Given task
Repeat the whole of the data, keeping every detail the same.

Data lines
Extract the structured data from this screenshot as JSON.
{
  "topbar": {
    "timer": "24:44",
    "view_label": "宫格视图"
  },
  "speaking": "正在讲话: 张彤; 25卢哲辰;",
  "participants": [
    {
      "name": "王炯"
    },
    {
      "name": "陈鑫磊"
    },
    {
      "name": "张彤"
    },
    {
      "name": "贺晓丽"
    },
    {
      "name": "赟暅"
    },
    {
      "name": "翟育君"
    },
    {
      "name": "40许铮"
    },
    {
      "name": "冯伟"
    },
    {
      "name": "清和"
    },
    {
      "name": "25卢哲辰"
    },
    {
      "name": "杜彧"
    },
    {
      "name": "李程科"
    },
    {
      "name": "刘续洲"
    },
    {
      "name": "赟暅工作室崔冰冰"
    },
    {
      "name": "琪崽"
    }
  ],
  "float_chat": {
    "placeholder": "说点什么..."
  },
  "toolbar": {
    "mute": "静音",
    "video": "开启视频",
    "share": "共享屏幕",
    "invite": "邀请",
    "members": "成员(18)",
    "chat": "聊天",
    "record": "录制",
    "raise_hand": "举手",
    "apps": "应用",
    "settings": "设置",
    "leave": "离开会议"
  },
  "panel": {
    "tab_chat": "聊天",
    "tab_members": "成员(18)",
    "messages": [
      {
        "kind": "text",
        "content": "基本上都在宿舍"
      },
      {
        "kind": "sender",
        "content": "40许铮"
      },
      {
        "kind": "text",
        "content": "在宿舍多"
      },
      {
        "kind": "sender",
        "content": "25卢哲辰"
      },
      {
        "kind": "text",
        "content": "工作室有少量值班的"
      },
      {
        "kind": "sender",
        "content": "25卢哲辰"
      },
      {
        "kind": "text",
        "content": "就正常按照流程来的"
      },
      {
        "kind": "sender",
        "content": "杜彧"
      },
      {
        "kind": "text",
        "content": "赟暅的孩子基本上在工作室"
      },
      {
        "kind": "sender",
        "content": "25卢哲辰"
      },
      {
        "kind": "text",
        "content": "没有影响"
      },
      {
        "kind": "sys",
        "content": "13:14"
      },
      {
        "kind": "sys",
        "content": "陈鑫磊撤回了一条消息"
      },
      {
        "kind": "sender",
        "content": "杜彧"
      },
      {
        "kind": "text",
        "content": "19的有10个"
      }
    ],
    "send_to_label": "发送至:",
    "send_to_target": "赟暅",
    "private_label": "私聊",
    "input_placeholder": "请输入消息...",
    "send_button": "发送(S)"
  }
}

The answer
Extract the structured data from this screenshot as JSON.
{
  "topbar": {
    "timer": "24:44",
    "view_label": "宫格视图"
  },
  "speaking": "正在讲话: 张彤; 25卢哲辰;",
  "participants": [
    {
      "name": "王炯"
    },
    {
      "name": "陈鑫磊"
    },
    {
      "name": "张彤"
    },
    {
      "name": "贺晓丽"
    },
    {
      "name": "赟暅"
    },
    {
      "name": "翟育君"
    },
    {
      "name": "40许铮"
    },
    {
      "name": "冯伟"
    },
    {
      "name": "清和"
    },
    {
      "name": "25卢哲辰"
    },
    {
      "name": "杜彧"
    },
    {
      "name": "李程科"
    },
    {
      "name": "刘续洲"
    },
    {
      "name": "赟暅工作室崔冰冰"
    },
    {
      "name": "琪崽"
    }
  ],
  "float_chat": {
    "placeholder": "说点什么..."
  },
  "toolbar": {
    "mute": "静音",
    "video": "开启视频",
    "share": "共享屏幕",
    "invite": "邀请",
    "members": "成员(18)",
    "chat": "聊天",
    "record": "录制",
    "raise_hand": "举手",
    "apps": "应用",
    "settings": "设置",
    "leave": "离开会议"
  },
  "panel": {
    "tab_chat": "聊天",
    "tab_members": "成员(18)",
    "messages": [
      {
        "kind": "text",
        "content": "基本上都在宿舍"
      },
      {
        "kind": "sender",
        "content": "40许铮"
      },
      {
        "kind": "text",
        "content": "在宿舍多"
      },
      {
        "kind": "sender",
        "content": "25卢哲辰"
      },
      {
        "kind": "text",
        "content": "工作室有少量值班的"
      },
      {
        "kind": "sender",
        "content": "25卢哲辰"
      },
      {
        "kind": "text",
        "content": "就正常按照流程来的"
      },
      {
        "kind": "sender",
        "content": "杜彧"
      },
      {
        "kind": "text",
        "content": "赟暅的孩子基本上在工作室"
      },
      {
        "kind": "sender",
        "content": "25卢哲辰"
      },
      {
        "kind": "text",
        "content": "没有影响"
      },
      {
        "kind": "sys",
        "content": "13:14"
      },
      {
        "kind": "sys",
        "content": "陈鑫磊撤回了一条消息"
      },
      {
        "kind": "sender",
        "content": "杜彧"
      },
      {
        "kind": "text",
        "content": "19的有10个"
      }
    ],
    "send_to_label": "发送至:",
    "send_to_target": "赟暅",
    "private_label": "私聊",
    "input_placeholder": "请输入消息...",
    "send_button": "发送(S)"
  }
}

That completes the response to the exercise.